### EXERCISE DIRECTIONS
Copy each line of the data below with the word "上海博物馆".

### Items listed in a dataset
######

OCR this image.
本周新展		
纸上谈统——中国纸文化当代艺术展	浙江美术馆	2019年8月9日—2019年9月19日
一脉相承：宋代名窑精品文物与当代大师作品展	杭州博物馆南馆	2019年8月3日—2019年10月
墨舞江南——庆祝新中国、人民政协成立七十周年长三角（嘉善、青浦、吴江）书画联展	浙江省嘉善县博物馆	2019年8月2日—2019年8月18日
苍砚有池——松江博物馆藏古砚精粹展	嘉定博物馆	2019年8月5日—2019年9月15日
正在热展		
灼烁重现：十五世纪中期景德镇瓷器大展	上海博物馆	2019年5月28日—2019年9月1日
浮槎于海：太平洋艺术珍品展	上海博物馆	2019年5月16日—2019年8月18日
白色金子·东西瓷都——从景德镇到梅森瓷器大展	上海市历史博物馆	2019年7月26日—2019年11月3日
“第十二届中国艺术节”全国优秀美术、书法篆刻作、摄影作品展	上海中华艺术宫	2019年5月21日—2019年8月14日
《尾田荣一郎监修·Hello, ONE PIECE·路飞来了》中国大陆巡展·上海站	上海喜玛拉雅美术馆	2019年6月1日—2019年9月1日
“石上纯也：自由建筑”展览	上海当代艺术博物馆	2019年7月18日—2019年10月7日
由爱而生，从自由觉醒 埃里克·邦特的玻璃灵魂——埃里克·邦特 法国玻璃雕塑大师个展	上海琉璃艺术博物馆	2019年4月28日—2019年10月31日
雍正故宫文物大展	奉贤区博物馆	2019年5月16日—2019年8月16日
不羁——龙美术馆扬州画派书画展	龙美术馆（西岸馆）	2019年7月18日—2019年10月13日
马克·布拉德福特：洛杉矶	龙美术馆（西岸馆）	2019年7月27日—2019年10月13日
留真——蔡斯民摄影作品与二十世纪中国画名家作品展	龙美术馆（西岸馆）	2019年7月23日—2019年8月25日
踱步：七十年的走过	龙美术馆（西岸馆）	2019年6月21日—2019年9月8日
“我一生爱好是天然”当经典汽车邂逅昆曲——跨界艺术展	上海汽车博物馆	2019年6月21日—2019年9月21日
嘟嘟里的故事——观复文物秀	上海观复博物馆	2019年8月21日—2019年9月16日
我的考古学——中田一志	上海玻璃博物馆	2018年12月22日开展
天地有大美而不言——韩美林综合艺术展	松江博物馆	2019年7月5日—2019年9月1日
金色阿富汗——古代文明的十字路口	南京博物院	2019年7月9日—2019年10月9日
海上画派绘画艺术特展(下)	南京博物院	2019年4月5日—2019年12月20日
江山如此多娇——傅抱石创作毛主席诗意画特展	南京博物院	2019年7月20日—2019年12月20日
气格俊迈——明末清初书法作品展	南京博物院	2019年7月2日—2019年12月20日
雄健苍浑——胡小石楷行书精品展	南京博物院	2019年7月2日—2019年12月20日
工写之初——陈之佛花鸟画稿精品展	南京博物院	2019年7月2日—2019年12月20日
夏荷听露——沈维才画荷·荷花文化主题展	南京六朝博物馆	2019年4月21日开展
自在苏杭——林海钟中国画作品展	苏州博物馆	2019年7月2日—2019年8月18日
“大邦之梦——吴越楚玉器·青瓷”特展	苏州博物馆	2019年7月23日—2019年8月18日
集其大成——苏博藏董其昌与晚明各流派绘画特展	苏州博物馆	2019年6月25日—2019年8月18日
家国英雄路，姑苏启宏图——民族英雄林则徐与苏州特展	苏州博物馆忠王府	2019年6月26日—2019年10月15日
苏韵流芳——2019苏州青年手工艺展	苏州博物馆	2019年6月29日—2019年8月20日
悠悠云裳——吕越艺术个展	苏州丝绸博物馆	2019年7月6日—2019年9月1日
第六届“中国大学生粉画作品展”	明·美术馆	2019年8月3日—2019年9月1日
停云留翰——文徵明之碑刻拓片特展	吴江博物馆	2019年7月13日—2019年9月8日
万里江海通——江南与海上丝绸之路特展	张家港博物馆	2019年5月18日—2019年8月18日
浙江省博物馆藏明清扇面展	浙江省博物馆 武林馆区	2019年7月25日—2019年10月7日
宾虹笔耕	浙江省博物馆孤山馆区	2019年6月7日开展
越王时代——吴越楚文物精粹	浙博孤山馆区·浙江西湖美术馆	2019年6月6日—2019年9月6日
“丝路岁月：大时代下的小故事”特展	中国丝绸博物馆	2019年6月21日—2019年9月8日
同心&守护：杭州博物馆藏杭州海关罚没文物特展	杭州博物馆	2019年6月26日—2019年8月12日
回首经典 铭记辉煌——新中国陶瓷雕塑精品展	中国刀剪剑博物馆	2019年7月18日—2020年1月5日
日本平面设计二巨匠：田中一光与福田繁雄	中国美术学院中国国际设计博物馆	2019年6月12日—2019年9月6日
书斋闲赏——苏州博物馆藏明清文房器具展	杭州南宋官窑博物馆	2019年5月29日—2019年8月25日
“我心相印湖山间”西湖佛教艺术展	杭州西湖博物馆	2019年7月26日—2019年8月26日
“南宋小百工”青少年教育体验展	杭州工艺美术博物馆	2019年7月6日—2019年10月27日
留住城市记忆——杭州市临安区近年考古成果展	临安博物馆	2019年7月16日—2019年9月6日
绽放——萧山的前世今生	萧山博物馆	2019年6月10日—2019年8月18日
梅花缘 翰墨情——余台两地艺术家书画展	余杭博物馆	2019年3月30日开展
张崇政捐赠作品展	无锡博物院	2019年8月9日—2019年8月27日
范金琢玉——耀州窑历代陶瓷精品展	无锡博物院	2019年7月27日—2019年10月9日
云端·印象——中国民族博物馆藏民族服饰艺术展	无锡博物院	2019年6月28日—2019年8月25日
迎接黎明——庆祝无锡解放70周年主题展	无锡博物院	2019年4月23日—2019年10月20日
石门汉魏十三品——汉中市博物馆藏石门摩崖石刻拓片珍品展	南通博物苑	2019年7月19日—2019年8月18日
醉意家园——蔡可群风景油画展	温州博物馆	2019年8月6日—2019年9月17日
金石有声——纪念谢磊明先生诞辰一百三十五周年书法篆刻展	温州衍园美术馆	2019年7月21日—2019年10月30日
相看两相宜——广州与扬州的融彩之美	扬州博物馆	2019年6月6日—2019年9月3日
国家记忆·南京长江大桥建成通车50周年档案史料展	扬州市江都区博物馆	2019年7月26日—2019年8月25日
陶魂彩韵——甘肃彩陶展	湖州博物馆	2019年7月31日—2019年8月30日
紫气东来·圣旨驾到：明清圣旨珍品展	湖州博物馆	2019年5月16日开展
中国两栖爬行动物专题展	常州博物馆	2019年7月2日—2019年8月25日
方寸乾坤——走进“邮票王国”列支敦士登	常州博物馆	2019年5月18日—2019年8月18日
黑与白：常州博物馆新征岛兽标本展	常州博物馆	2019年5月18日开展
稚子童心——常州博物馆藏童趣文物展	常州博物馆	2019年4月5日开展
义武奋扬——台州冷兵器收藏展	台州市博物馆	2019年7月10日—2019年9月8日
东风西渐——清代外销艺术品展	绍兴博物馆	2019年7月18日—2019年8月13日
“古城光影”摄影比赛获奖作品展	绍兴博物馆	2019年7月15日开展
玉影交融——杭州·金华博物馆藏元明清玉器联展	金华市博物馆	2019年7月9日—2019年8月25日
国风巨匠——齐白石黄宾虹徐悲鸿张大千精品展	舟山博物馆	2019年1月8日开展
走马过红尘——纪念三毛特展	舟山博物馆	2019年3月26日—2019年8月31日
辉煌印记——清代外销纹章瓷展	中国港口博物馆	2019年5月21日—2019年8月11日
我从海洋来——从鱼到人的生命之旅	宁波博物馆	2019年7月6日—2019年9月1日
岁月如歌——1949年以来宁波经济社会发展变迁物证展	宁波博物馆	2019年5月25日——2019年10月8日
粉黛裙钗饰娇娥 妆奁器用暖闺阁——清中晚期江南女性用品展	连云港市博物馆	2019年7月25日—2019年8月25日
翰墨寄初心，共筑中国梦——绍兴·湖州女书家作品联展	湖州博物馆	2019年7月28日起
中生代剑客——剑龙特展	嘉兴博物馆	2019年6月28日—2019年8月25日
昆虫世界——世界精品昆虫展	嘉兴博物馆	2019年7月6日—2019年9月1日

######

### FINAL RESULT
灼烁重现：十五世纪中期景德镇瓷器大展	上海博物馆	2019年5月28日—2019年9月1日
浮槎于海：太平洋艺术珍品展	上海博物馆	2019年5月16日—2019年8月18日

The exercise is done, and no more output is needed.